## START

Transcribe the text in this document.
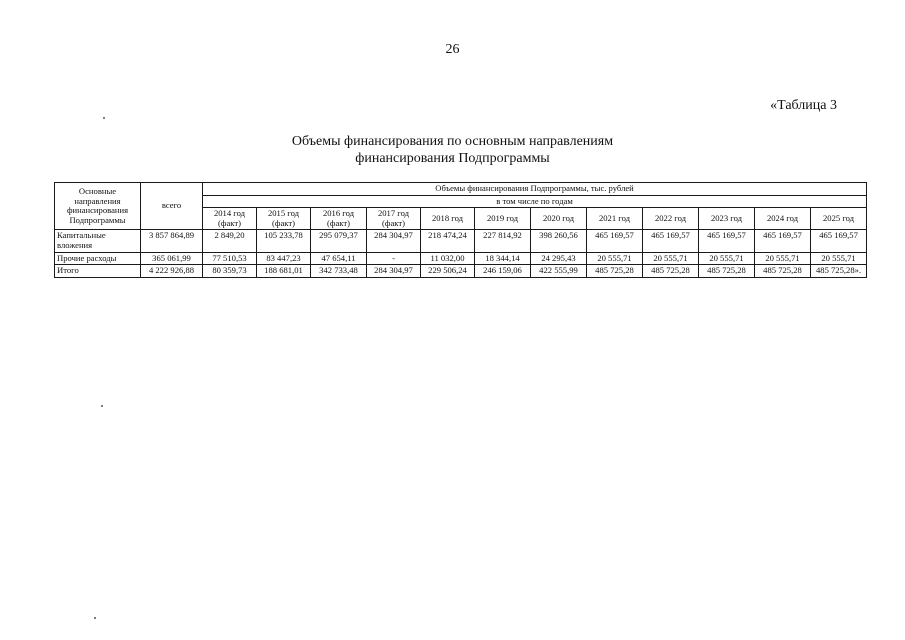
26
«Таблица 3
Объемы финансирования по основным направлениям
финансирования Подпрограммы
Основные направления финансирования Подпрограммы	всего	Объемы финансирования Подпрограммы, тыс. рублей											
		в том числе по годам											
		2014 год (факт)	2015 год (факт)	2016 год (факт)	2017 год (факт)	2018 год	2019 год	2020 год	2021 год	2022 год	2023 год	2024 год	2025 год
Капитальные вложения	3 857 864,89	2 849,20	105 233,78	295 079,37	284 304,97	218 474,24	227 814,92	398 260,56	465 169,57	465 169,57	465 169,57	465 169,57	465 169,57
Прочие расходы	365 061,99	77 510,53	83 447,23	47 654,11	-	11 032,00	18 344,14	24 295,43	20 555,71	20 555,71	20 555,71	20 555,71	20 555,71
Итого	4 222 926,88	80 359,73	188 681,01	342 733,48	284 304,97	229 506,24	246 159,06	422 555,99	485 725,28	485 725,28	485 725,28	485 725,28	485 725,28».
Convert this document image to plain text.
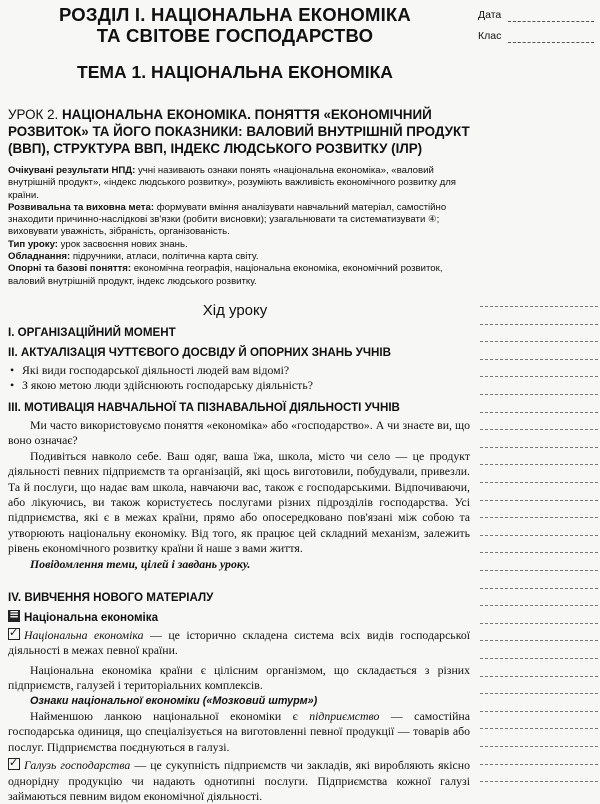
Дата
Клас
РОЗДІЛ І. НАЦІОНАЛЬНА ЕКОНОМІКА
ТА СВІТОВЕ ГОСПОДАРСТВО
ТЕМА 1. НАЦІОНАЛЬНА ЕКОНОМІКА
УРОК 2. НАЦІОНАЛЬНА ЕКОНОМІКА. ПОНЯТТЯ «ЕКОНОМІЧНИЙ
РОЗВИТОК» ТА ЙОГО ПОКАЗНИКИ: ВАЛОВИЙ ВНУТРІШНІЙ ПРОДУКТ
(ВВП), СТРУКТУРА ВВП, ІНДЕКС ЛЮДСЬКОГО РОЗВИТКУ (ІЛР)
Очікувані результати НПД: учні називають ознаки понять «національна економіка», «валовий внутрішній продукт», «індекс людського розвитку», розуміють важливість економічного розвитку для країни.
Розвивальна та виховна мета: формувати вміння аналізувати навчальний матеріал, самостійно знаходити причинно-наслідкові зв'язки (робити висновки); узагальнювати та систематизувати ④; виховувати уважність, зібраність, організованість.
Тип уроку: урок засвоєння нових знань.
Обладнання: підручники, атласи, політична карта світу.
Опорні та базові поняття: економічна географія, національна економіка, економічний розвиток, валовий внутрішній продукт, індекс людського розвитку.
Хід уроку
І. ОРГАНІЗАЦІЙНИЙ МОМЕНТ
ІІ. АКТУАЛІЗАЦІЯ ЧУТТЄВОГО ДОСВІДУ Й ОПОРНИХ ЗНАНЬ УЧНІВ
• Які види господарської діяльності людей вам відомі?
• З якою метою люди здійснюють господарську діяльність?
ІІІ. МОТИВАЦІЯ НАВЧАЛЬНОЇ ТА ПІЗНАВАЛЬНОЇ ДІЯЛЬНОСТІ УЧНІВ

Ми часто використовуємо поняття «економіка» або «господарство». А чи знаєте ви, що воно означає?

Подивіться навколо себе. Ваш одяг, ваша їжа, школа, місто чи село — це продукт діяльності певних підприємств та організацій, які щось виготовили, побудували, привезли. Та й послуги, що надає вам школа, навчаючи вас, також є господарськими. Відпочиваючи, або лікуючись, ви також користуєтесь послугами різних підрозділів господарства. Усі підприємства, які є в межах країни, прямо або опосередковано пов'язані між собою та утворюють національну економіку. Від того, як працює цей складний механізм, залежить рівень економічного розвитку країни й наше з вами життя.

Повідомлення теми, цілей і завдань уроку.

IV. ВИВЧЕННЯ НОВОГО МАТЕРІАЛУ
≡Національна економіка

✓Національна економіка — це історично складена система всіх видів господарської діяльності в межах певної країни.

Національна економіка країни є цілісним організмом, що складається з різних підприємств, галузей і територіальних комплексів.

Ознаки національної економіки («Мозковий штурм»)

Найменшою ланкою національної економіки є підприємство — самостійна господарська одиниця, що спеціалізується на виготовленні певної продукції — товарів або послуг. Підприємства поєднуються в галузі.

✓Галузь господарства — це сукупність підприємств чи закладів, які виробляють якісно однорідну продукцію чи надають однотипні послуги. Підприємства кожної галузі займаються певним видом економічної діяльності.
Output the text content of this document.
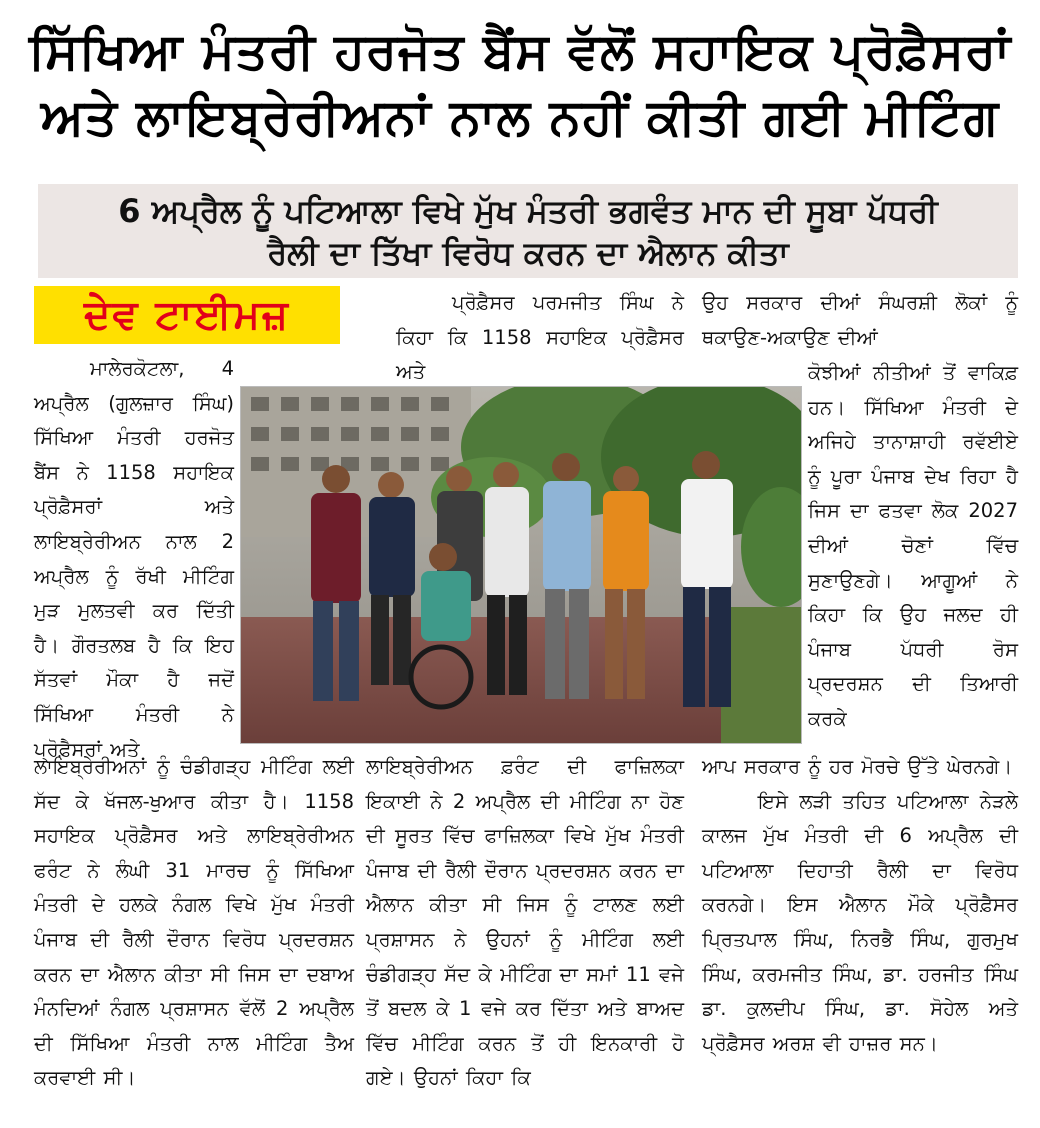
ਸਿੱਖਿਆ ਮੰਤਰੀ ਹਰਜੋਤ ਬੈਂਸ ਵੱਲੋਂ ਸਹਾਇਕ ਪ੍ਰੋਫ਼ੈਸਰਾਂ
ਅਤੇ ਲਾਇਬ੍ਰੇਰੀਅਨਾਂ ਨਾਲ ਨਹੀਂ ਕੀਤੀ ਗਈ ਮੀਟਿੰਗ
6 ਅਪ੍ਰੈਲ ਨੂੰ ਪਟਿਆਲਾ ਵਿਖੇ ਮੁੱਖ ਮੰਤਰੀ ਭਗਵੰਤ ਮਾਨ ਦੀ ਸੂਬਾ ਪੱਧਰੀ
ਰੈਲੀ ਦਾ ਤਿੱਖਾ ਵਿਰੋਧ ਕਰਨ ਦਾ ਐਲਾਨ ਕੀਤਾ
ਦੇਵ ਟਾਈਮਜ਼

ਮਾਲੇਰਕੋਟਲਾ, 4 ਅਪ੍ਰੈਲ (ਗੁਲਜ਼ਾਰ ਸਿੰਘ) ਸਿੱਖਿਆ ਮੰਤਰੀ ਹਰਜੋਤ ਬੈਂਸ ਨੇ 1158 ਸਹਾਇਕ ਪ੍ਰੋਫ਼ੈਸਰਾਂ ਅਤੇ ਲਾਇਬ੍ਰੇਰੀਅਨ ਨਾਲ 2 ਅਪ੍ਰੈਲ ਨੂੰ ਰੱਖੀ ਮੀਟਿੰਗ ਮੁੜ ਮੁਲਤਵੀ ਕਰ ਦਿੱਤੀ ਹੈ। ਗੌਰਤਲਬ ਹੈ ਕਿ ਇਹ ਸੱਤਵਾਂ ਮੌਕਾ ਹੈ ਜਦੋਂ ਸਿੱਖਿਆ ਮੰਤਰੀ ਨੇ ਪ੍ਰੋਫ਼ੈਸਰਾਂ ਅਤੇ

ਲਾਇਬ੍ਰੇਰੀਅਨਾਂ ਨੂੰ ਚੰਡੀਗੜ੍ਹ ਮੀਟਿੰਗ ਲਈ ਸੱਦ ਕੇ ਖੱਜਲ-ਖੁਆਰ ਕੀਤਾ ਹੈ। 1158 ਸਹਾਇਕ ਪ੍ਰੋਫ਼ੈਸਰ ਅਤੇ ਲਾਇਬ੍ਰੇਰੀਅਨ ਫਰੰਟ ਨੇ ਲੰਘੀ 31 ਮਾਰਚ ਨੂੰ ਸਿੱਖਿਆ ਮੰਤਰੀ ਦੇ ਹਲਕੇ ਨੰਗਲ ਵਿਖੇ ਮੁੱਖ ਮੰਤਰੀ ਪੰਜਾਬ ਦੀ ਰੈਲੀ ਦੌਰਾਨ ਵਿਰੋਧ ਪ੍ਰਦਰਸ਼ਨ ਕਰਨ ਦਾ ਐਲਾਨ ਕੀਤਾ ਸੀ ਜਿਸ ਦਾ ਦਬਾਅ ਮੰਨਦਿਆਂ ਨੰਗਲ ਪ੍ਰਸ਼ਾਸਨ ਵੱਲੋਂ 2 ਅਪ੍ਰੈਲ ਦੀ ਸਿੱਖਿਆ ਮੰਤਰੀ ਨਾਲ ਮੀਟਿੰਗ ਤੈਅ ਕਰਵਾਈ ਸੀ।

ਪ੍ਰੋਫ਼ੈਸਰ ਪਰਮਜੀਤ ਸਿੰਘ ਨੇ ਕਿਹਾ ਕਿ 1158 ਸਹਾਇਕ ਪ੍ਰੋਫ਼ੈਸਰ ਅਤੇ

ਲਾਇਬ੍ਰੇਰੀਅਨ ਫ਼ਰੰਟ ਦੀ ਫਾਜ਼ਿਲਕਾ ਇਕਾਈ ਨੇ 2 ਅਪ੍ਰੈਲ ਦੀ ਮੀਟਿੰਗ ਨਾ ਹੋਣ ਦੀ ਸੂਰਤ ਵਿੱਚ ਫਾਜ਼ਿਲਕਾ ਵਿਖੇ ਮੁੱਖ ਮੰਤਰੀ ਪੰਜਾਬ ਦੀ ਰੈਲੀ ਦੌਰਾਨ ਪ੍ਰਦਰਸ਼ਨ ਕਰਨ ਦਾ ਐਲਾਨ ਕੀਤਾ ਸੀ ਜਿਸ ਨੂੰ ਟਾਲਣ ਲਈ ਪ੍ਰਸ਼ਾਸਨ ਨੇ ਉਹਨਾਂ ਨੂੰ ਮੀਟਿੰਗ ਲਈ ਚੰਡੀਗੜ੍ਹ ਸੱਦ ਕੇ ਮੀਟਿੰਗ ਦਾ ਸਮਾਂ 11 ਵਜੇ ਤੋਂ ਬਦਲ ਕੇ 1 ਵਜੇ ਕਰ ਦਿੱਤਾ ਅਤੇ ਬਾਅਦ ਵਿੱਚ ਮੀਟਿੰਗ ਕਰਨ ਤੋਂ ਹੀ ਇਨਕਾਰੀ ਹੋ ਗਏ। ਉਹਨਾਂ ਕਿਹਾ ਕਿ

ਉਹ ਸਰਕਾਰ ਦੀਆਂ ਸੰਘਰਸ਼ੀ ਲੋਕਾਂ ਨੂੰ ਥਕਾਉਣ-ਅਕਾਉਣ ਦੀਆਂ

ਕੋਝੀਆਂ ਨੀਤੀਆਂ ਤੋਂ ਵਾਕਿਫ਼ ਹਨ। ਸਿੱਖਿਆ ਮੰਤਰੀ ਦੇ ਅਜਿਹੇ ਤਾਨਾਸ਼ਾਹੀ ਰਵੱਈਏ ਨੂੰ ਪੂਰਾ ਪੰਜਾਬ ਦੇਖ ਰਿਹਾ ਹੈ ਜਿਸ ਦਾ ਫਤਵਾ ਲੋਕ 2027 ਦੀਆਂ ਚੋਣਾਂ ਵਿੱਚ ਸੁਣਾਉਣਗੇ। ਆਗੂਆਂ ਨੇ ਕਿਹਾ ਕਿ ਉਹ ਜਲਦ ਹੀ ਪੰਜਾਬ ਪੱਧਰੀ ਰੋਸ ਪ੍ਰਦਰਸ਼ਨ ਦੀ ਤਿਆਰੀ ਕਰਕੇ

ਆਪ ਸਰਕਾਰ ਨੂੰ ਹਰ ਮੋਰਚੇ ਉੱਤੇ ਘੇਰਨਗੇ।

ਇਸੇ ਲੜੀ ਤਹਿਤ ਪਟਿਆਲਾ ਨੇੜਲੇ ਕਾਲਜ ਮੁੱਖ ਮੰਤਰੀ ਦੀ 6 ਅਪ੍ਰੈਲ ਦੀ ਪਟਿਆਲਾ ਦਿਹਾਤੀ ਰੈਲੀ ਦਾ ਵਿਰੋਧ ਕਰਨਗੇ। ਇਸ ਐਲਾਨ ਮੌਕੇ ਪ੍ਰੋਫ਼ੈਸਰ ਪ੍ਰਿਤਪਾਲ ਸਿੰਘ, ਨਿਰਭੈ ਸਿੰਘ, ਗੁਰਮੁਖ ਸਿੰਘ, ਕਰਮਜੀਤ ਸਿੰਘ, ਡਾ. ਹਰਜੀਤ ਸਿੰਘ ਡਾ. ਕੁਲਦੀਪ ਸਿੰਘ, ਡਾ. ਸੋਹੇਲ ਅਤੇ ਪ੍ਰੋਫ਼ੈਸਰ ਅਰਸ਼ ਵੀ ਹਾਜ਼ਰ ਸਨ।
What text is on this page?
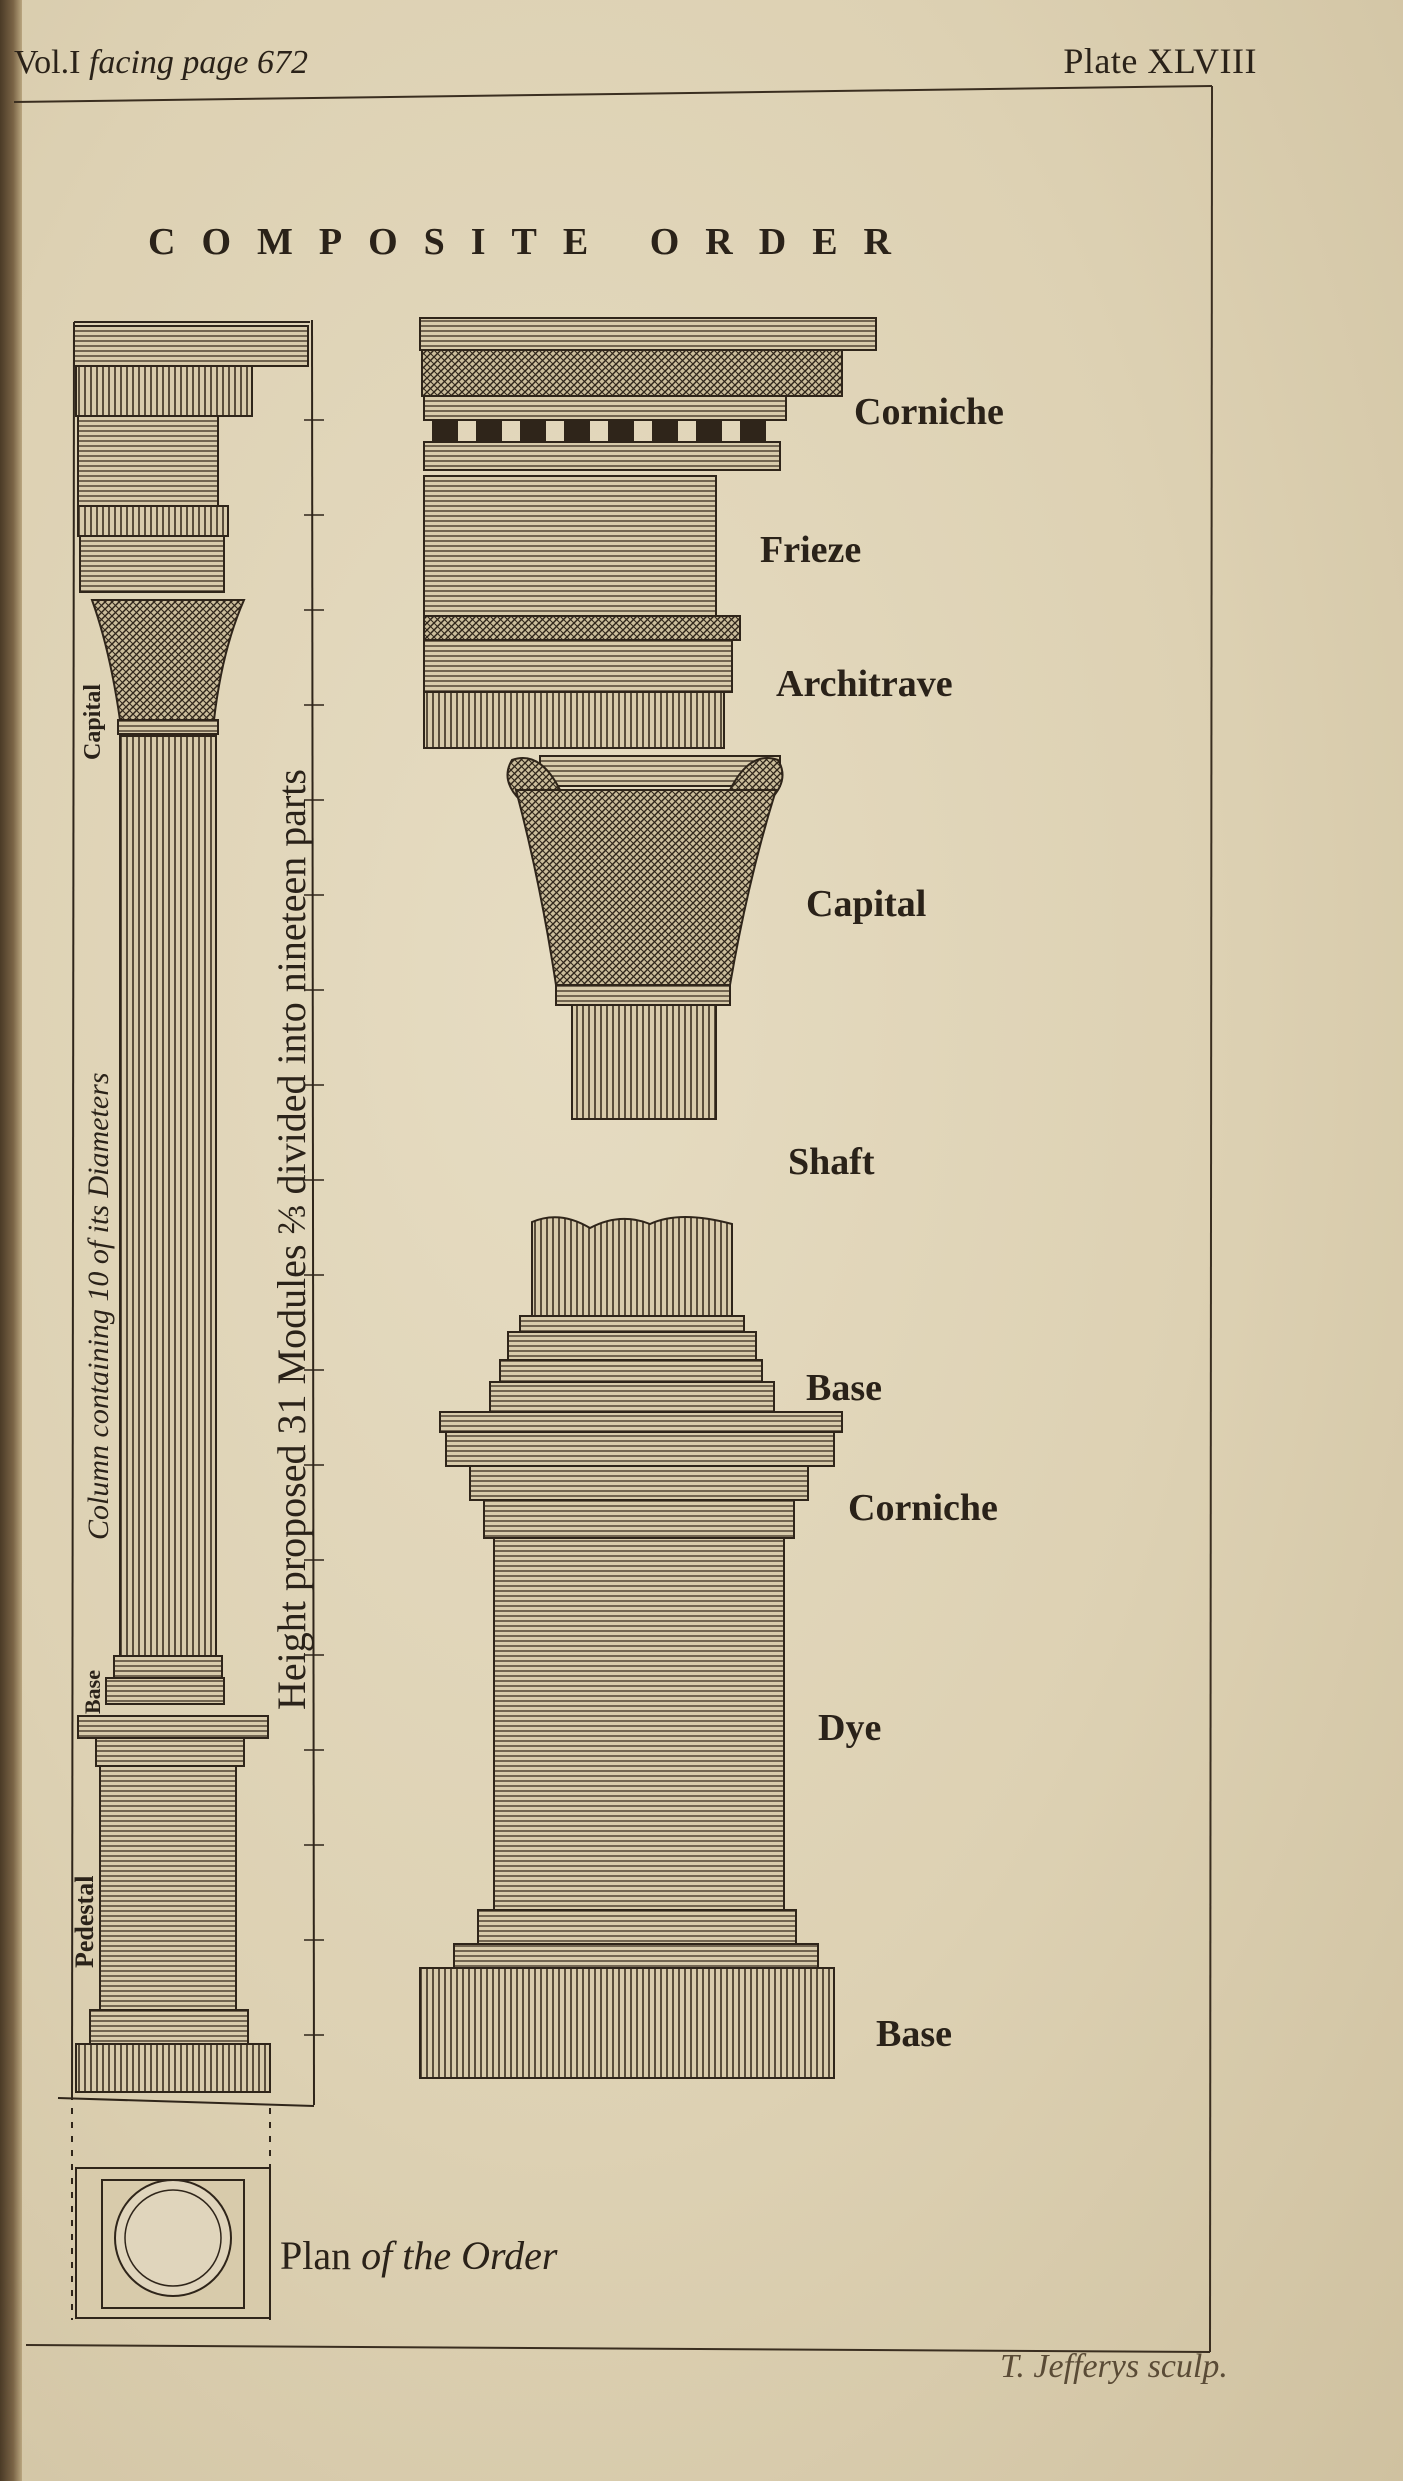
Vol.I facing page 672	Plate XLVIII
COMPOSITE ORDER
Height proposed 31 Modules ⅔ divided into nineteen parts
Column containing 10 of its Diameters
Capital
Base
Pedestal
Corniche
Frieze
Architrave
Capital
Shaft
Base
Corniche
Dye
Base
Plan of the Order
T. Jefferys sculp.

## END

List each line in the listing that contains the string "document".

__SOLVED PROBLEM__:
Transcribe the text in this document.
Convert this document image to plain text.
Output the text content of this document.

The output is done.